Instructions for the task
Repeat each record exactly as written, and drop any images.

[Stored data]

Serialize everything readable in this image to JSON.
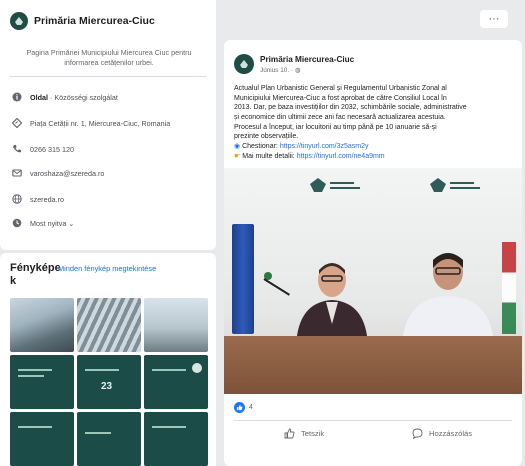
{
  "page": {
    "name": "Primăria Miercurea-Ciuc",
    "description": "Pagina Primăriei Municipiului Miercurea Ciuc pentru informarea cetățenilor urbei."
  },
  "info": {
    "category_prefix": "Oldal",
    "category": "Közösségi szolgálat",
    "address": "Piața Cetății nr. 1, Miercurea-Ciuc, Romania",
    "phone": "0266 315 120",
    "email": "varoshaza@szereda.ro",
    "website": "szereda.ro",
    "rating": "Most nyitva"
  },
  "photos": {
    "title": "Fényképe k",
    "see_all": "Minden fénykép megtekintése",
    "thumb_number": "23"
  },
  "post": {
    "author": "Primăria Miercurea-Ciuc",
    "time": "Június 10. · ",
    "lines": [
      "Actualul Plan Urbanistic General și Regulamentul Urbanistic Zonal al",
      "Municipiului Miercurea-Ciuc a fost aprobat de către Consiliul Local în",
      "2013. Dar, pe baza investițiilor din 2032, schimbările sociale, administrative",
      "și economice din ultimii zece ani fac necesară actualizarea acestuia.",
      "Procesul a început, iar locuitorii au timp până pe 10 ianuarie să-și",
      "prezinte observațiile."
    ],
    "survey_label": "Chestionar:",
    "survey_link": "https://tinyurl.com/3z5asm2y",
    "more_label": "Mai multe detalii:",
    "more_link": "https://tinyurl.com/ne4a9mm",
    "reaction_count": "4",
    "like_label": "Tetszik",
    "comment_label": "Hozzászólás"
  },
  "menu_glyph": "···",
  "colors": {
    "brand": "#1f4d46",
    "link": "#216fdb",
    "like": "#1877f2"
  }
}
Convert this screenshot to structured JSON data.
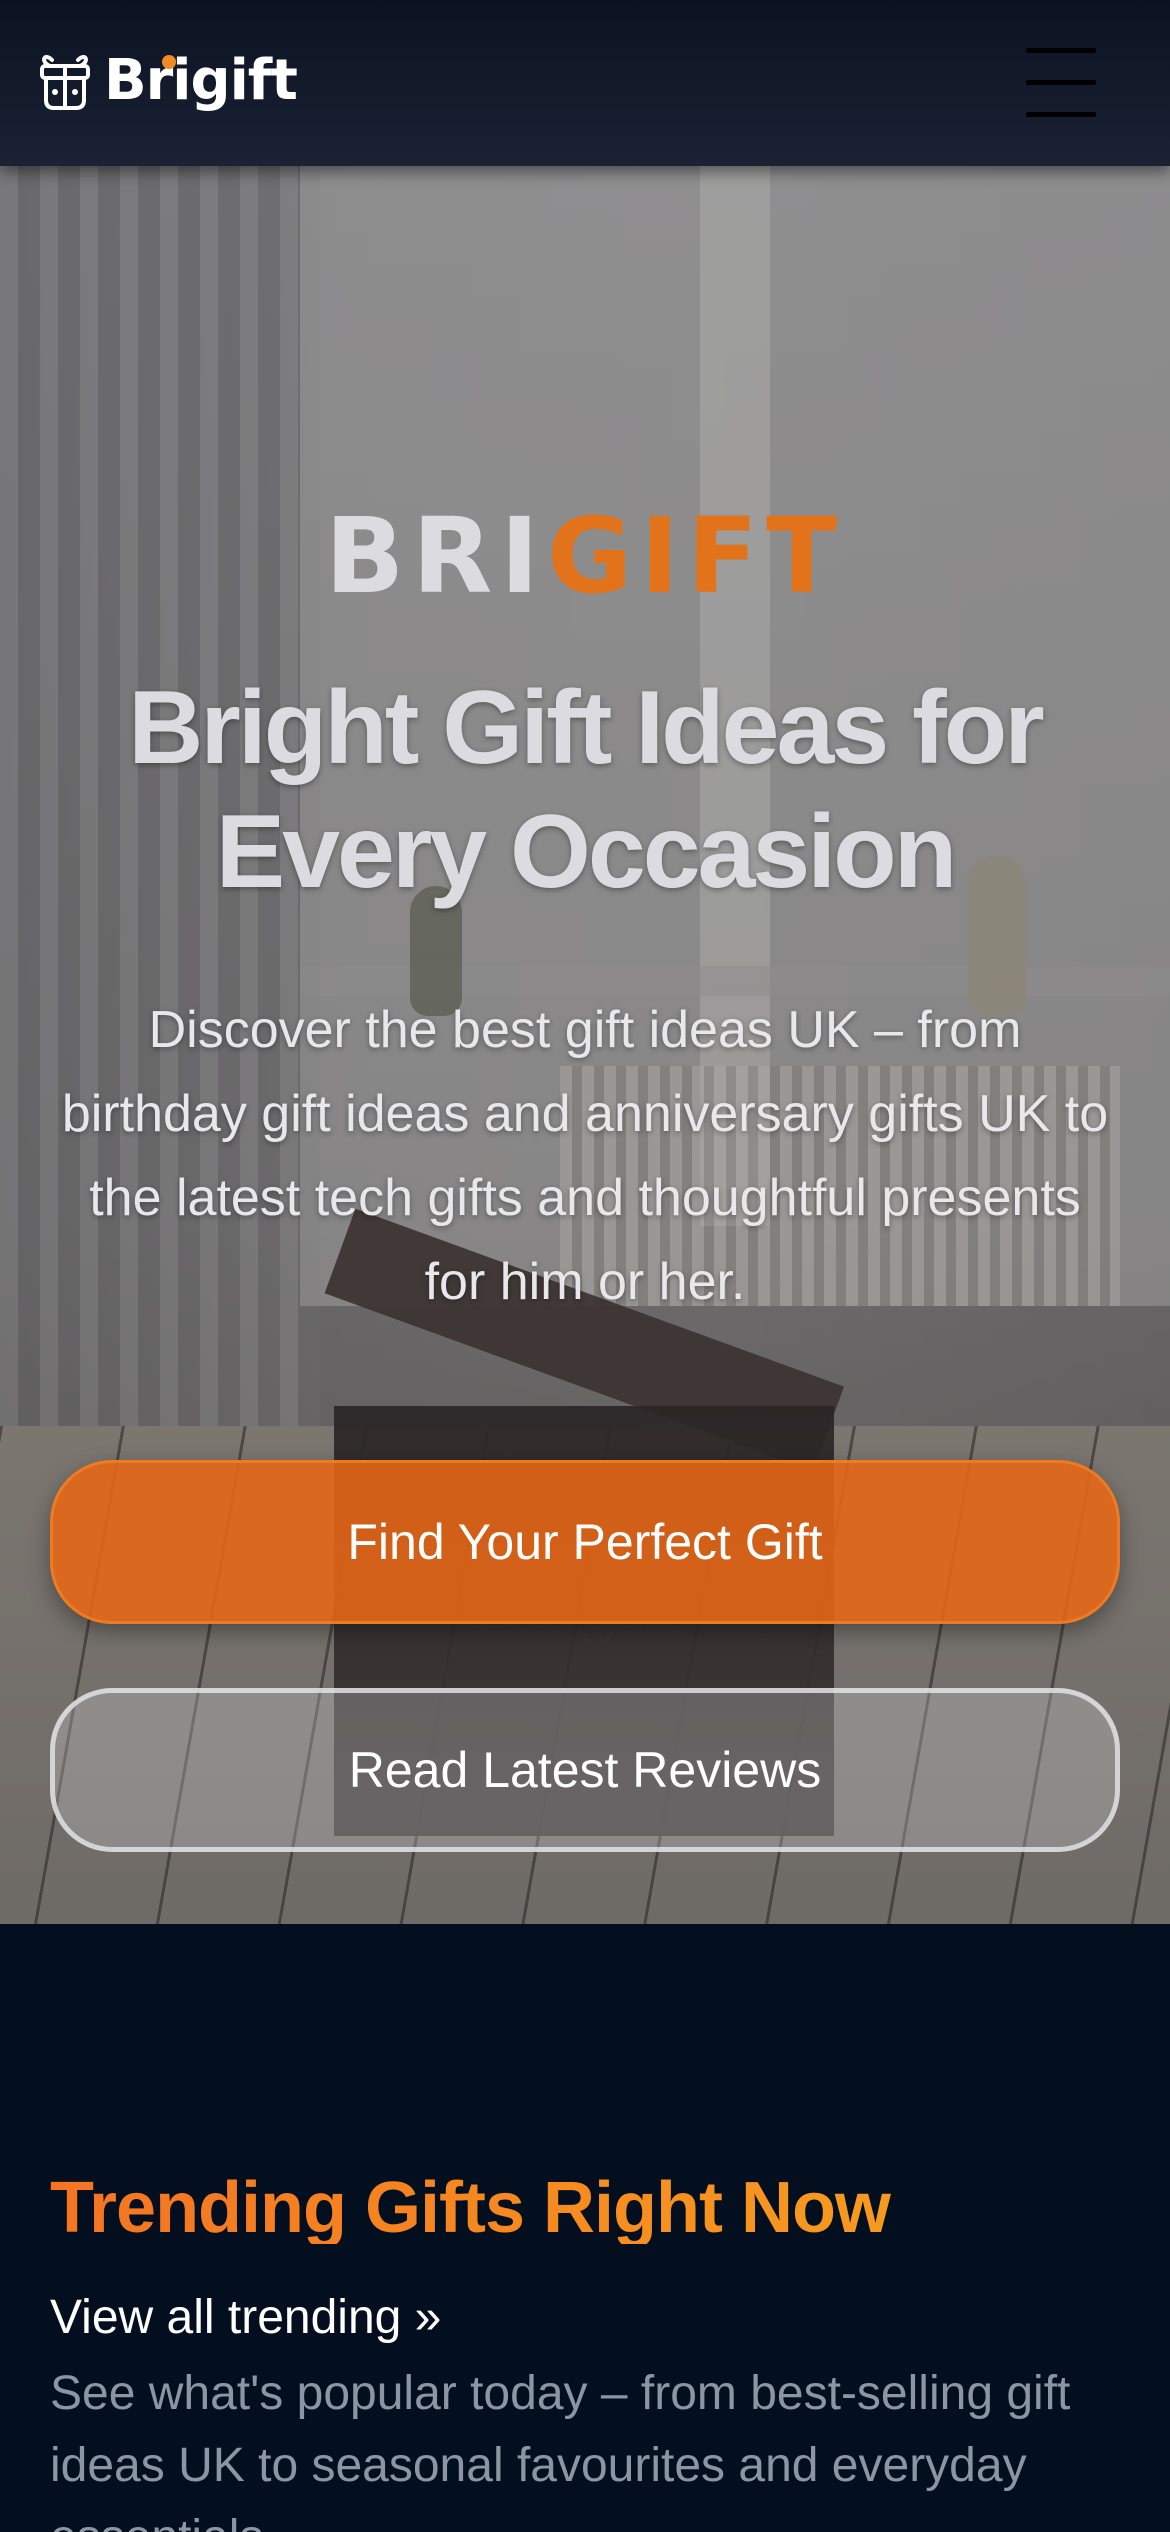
{
  "header": {
    "logo_text": "Brigift",
    "logo_icon": "gift-gamepad-icon",
    "menu_icon": "hamburger-menu-icon"
  },
  "hero": {
    "brand_part1": "BRI",
    "brand_part2": "GIFT",
    "box_brand": "Brigift",
    "title": "Bright Gift Ideas for Every Occasion",
    "description": "Discover the best gift ideas UK – from birthday gift ideas and anniversary gifts UK to the latest tech gifts and thoughtful presents for him or her.",
    "primary_cta": "Find Your Perfect Gift",
    "secondary_cta": "Read Latest Reviews"
  },
  "trending": {
    "title": "Trending Gifts Right Now",
    "view_all": "View all trending »",
    "description": "See what's popular today – from best-selling gift ideas UK to seasonal favourites and everyday essentials"
  },
  "colors": {
    "accent_orange": "#e2731b",
    "accent_gold": "#f7a51d",
    "header_bg": "#0b1222",
    "section_bg": "#030f1f"
  }
}
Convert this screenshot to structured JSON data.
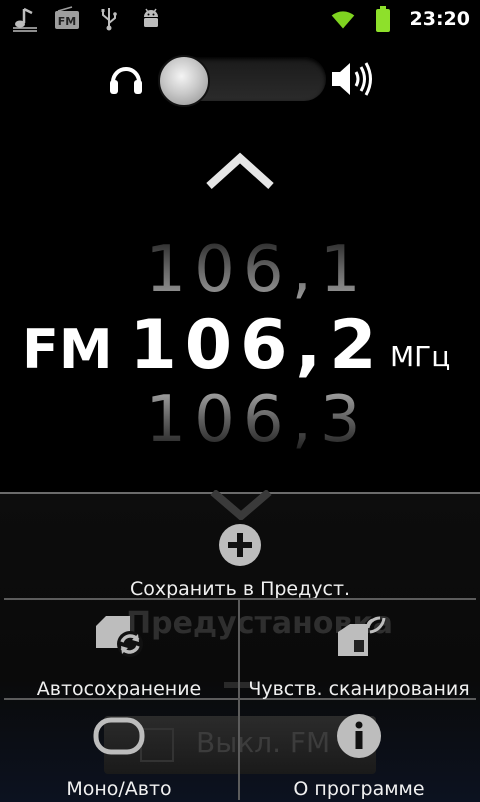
{
  "status_bar": {
    "left_icons": [
      "music-note-icon",
      "fm-radio-icon",
      "usb-icon",
      "android-debug-icon"
    ],
    "right_icons": [
      "wifi-icon",
      "battery-icon"
    ],
    "time": "23:20",
    "colors": {
      "wifi": "#7fd320",
      "battery": "#8ee02b"
    }
  },
  "audio_route": {
    "left_icon": "headphones-icon",
    "right_icon": "speaker-icon",
    "selected": "headphones"
  },
  "tuner": {
    "band": "FM",
    "prev_frequency": "106,1",
    "current_frequency": "106,2",
    "next_frequency": "106,3",
    "unit": "МГц"
  },
  "menu": {
    "background_preset_label": "Предустановка",
    "background_power_label": "Выкл. FM",
    "items": [
      {
        "label": "Сохранить в Предуст.",
        "icon": "add-circle-icon"
      },
      {
        "label": "Автосохранение",
        "icon": "autosave-refresh-icon"
      },
      {
        "label": "Чувств. сканирования",
        "icon": "scan-sensitivity-icon"
      },
      {
        "label": "Моно/Авто",
        "icon": "mono-auto-icon"
      },
      {
        "label": "О программе",
        "icon": "info-icon"
      }
    ]
  }
}
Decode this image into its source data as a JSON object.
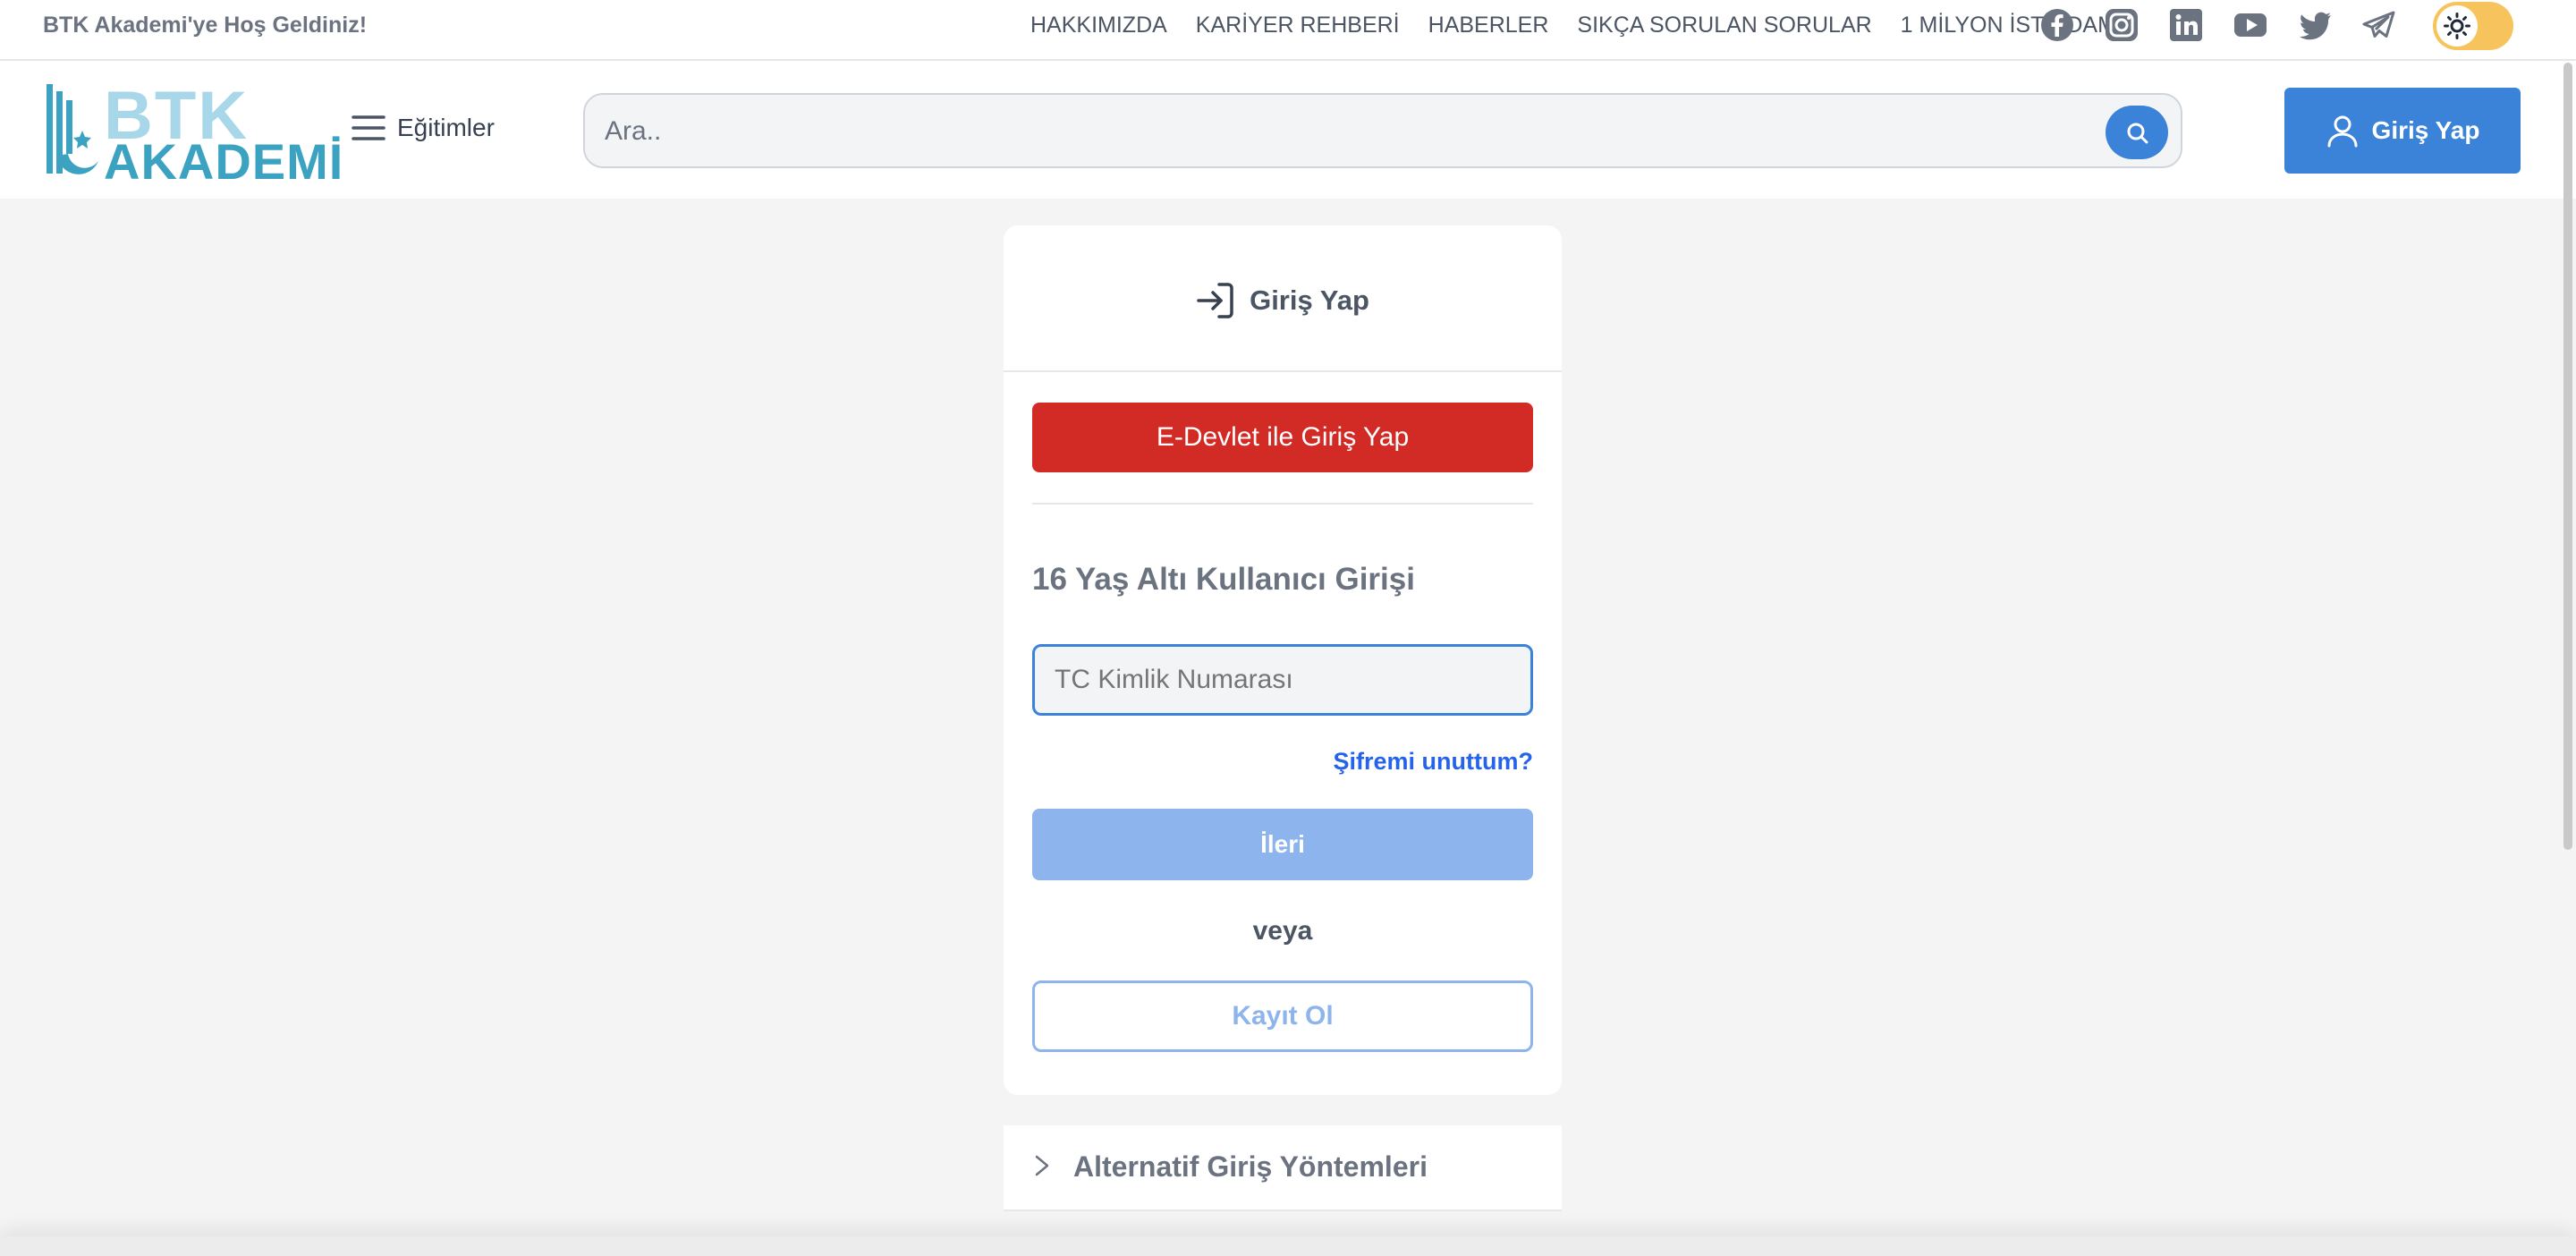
{
  "topbar": {
    "welcome": "BTK Akademi'ye Hoş Geldiniz!",
    "links": [
      "HAKKIMIZDA",
      "KARİYER REHBERİ",
      "HABERLER",
      "SIKÇA SORULAN SORULAR",
      "1 MİLYON İSTİHDAM"
    ],
    "social_icons": [
      "facebook-icon",
      "instagram-icon",
      "linkedin-icon",
      "youtube-icon",
      "twitter-icon",
      "telegram-icon"
    ],
    "theme_toggle_icon": "sun-icon"
  },
  "header": {
    "logo_top": "BTK",
    "logo_bottom": "AKADEMİ",
    "menu_label": "Eğitimler",
    "search_placeholder": "Ara..",
    "login_label": "Giriş Yap"
  },
  "login_card": {
    "title": "Giriş Yap",
    "edevlet_label": "E-Devlet ile Giriş Yap",
    "under16_heading": "16 Yaş Altı Kullanıcı Girişi",
    "tc_placeholder": "TC Kimlik Numarası",
    "forgot_label": "Şifremi unuttum?",
    "next_label": "İleri",
    "or_label": "veya",
    "register_label": "Kayıt Ol"
  },
  "alt_methods": {
    "label": "Alternatif Giriş Yöntemleri"
  },
  "colors": {
    "primary": "#3b82d9",
    "edevlet_red": "#d22b26",
    "disabled_blue": "#8db4ec",
    "toggle_yellow": "#f7c35c"
  }
}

Output
Serialize everything readable in this image to JSON.
{
  "page": {
    "name": "Primăria Miercurea-Ciuc",
    "description": "Pagina Primăriei Municipiului Miercurea Ciuc pentru informarea cetățenilor urbei."
  },
  "info": {
    "category_prefix": "Oldal",
    "category": "Közösségi szolgálat",
    "address": "Piața Cetății nr. 1, Miercurea-Ciuc, Romania",
    "phone": "0266 315 120",
    "email": "varoshaza@szereda.ro",
    "website": "szereda.ro",
    "rating": "Most nyitva"
  },
  "photos": {
    "title": "Fényképe k",
    "see_all": "Minden fénykép megtekintése",
    "thumb_number": "23"
  },
  "post": {
    "author": "Primăria Miercurea-Ciuc",
    "time": "Június 10. · ",
    "lines": [
      "Actualul Plan Urbanistic General și Regulamentul Urbanistic Zonal al",
      "Municipiului Miercurea-Ciuc a fost aprobat de către Consiliul Local în",
      "2013. Dar, pe baza investițiilor din 2032, schimbările sociale, administrative",
      "și economice din ultimii zece ani fac necesară actualizarea acestuia.",
      "Procesul a început, iar locuitorii au timp până pe 10 ianuarie să-și",
      "prezinte observațiile."
    ],
    "survey_label": "Chestionar:",
    "survey_link": "https://tinyurl.com/3z5asm2y",
    "more_label": "Mai multe detalii:",
    "more_link": "https://tinyurl.com/ne4a9mm",
    "reaction_count": "4",
    "like_label": "Tetszik",
    "comment_label": "Hozzászólás"
  },
  "menu_glyph": "···",
  "colors": {
    "brand": "#1f4d46",
    "link": "#216fdb",
    "like": "#1877f2"
  }
}
Convert this screenshot to structured JSON data.
{
  "header": {
    "logo_text": "Brigift",
    "logo_icon": "gift-gamepad-icon",
    "menu_icon": "hamburger-menu-icon"
  },
  "hero": {
    "brand_part1": "BRI",
    "brand_part2": "GIFT",
    "box_brand": "Brigift",
    "title": "Bright Gift Ideas for Every Occasion",
    "description": "Discover the best gift ideas UK – from birthday gift ideas and anniversary gifts UK to the latest tech gifts and thoughtful presents for him or her.",
    "primary_cta": "Find Your Perfect Gift",
    "secondary_cta": "Read Latest Reviews"
  },
  "trending": {
    "title": "Trending Gifts Right Now",
    "view_all": "View all trending »",
    "description": "See what's popular today – from best-selling gift ideas UK to seasonal favourites and everyday essentials"
  },
  "colors": {
    "accent_orange": "#e2731b",
    "accent_gold": "#f7a51d",
    "header_bg": "#0b1222",
    "section_bg": "#030f1f"
  }
}
Convert this screenshot to structured JSON data.
{
  "status_bar": {
    "left_icons": [
      "music-note-icon",
      "fm-radio-icon",
      "usb-icon",
      "android-debug-icon"
    ],
    "right_icons": [
      "wifi-icon",
      "battery-icon"
    ],
    "time": "23:20",
    "colors": {
      "wifi": "#7fd320",
      "battery": "#8ee02b"
    }
  },
  "audio_route": {
    "left_icon": "headphones-icon",
    "right_icon": "speaker-icon",
    "selected": "headphones"
  },
  "tuner": {
    "band": "FM",
    "prev_frequency": "106,1",
    "current_frequency": "106,2",
    "next_frequency": "106,3",
    "unit": "МГц"
  },
  "menu": {
    "background_preset_label": "Предустановка",
    "background_power_label": "Выкл. FM",
    "items": [
      {
        "label": "Сохранить в Предуст.",
        "icon": "add-circle-icon"
      },
      {
        "label": "Автосохранение",
        "icon": "autosave-refresh-icon"
      },
      {
        "label": "Чувств. сканирования",
        "icon": "scan-sensitivity-icon"
      },
      {
        "label": "Моно/Авто",
        "icon": "mono-auto-icon"
      },
      {
        "label": "О программе",
        "icon": "info-icon"
      }
    ]
  }
}
Decode this image into its source data as a JSON object.
{
  "topbar": {
    "welcome": "BTK Akademi'ye Hoş Geldiniz!",
    "links": [
      "HAKKIMIZDA",
      "KARİYER REHBERİ",
      "HABERLER",
      "SIKÇA SORULAN SORULAR",
      "1 MİLYON İSTİHDAM"
    ],
    "social_icons": [
      "facebook-icon",
      "instagram-icon",
      "linkedin-icon",
      "youtube-icon",
      "twitter-icon",
      "telegram-icon"
    ],
    "theme_toggle_icon": "sun-icon"
  },
  "header": {
    "logo_top": "BTK",
    "logo_bottom": "AKADEMİ",
    "menu_label": "Eğitimler",
    "search_placeholder": "Ara..",
    "login_label": "Giriş Yap"
  },
  "login_card": {
    "title": "Giriş Yap",
    "edevlet_label": "E-Devlet ile Giriş Yap",
    "under16_heading": "16 Yaş Altı Kullanıcı Girişi",
    "tc_placeholder": "TC Kimlik Numarası",
    "forgot_label": "Şifremi unuttum?",
    "next_label": "İleri",
    "or_label": "veya",
    "register_label": "Kayıt Ol"
  },
  "alt_methods": {
    "label": "Alternatif Giriş Yöntemleri"
  },
  "colors": {
    "primary": "#3b82d9",
    "edevlet_red": "#d22b26",
    "disabled_blue": "#8db4ec",
    "toggle_yellow": "#f7c35c"
  }
}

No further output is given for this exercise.